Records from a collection
begin

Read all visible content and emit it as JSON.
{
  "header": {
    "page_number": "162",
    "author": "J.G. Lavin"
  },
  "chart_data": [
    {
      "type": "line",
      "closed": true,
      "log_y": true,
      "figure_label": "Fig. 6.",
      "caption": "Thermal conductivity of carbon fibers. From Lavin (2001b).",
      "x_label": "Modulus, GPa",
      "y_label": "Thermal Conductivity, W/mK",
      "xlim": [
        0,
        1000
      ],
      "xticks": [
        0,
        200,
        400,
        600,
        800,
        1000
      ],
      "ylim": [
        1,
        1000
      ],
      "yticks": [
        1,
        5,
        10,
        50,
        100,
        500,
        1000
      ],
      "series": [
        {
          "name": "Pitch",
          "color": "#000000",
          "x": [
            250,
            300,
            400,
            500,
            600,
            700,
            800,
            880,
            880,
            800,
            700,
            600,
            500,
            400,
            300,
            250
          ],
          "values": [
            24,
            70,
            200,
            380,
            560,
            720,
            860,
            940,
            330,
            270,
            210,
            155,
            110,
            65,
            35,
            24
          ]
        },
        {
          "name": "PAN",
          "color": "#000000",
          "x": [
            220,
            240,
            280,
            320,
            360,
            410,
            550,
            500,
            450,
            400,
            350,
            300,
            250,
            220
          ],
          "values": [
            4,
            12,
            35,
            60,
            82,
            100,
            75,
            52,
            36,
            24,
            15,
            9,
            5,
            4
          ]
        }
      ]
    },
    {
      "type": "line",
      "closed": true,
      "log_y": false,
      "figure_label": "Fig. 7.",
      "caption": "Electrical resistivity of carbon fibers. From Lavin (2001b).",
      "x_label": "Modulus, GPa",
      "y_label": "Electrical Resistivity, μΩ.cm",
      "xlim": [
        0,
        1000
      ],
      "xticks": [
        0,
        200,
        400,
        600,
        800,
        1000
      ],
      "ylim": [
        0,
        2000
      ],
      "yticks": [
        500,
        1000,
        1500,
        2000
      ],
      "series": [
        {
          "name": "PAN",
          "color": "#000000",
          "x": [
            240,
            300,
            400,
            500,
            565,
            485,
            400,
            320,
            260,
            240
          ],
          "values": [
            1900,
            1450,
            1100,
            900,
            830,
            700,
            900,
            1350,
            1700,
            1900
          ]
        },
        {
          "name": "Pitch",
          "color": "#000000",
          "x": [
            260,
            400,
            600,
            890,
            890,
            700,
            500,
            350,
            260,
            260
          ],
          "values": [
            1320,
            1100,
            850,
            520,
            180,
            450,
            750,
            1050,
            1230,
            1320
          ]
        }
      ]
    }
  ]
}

end

Output each entry precisely as given.

TASK RESULT:
Read all visible content and emit it as JSON.
{
  "header": {
    "page_number": "162",
    "author": "J.G. Lavin"
  },
  "chart_data": [
    {
      "type": "line",
      "closed": true,
      "log_y": true,
      "figure_label": "Fig. 6.",
      "caption": "Thermal conductivity of carbon fibers. From Lavin (2001b).",
      "x_label": "Modulus, GPa",
      "y_label": "Thermal Conductivity, W/mK",
      "xlim": [
        0,
        1000
      ],
      "xticks": [
        0,
        200,
        400,
        600,
        800,
        1000
      ],
      "ylim": [
        1,
        1000
      ],
      "yticks": [
        1,
        5,
        10,
        50,
        100,
        500,
        1000
      ],
      "series": [
        {
          "name": "Pitch",
          "color": "#000000",
          "x": [
            250,
            300,
            400,
            500,
            600,
            700,
            800,
            880,
            880,
            800,
            700,
            600,
            500,
            400,
            300,
            250
          ],
          "values": [
            24,
            70,
            200,
            380,
            560,
            720,
            860,
            940,
            330,
            270,
            210,
            155,
            110,
            65,
            35,
            24
          ]
        },
        {
          "name": "PAN",
          "color": "#000000",
          "x": [
            220,
            240,
            280,
            320,
            360,
            410,
            550,
            500,
            450,
            400,
            350,
            300,
            250,
            220
          ],
          "values": [
            4,
            12,
            35,
            60,
            82,
            100,
            75,
            52,
            36,
            24,
            15,
            9,
            5,
            4
          ]
        }
      ]
    },
    {
      "type": "line",
      "closed": true,
      "log_y": false,
      "figure_label": "Fig. 7.",
      "caption": "Electrical resistivity of carbon fibers. From Lavin (2001b).",
      "x_label": "Modulus, GPa",
      "y_label": "Electrical Resistivity, μΩ.cm",
      "xlim": [
        0,
        1000
      ],
      "xticks": [
        0,
        200,
        400,
        600,
        800,
        1000
      ],
      "ylim": [
        0,
        2000
      ],
      "yticks": [
        500,
        1000,
        1500,
        2000
      ],
      "series": [
        {
          "name": "PAN",
          "color": "#000000",
          "x": [
            240,
            300,
            400,
            500,
            565,
            485,
            400,
            320,
            260,
            240
          ],
          "values": [
            1900,
            1450,
            1100,
            900,
            830,
            700,
            900,
            1350,
            1700,
            1900
          ]
        },
        {
          "name": "Pitch",
          "color": "#000000",
          "x": [
            260,
            400,
            600,
            890,
            890,
            700,
            500,
            350,
            260,
            260
          ],
          "values": [
            1320,
            1100,
            850,
            520,
            180,
            450,
            750,
            1050,
            1230,
            1320
          ]
        }
      ]
    }
  ]
}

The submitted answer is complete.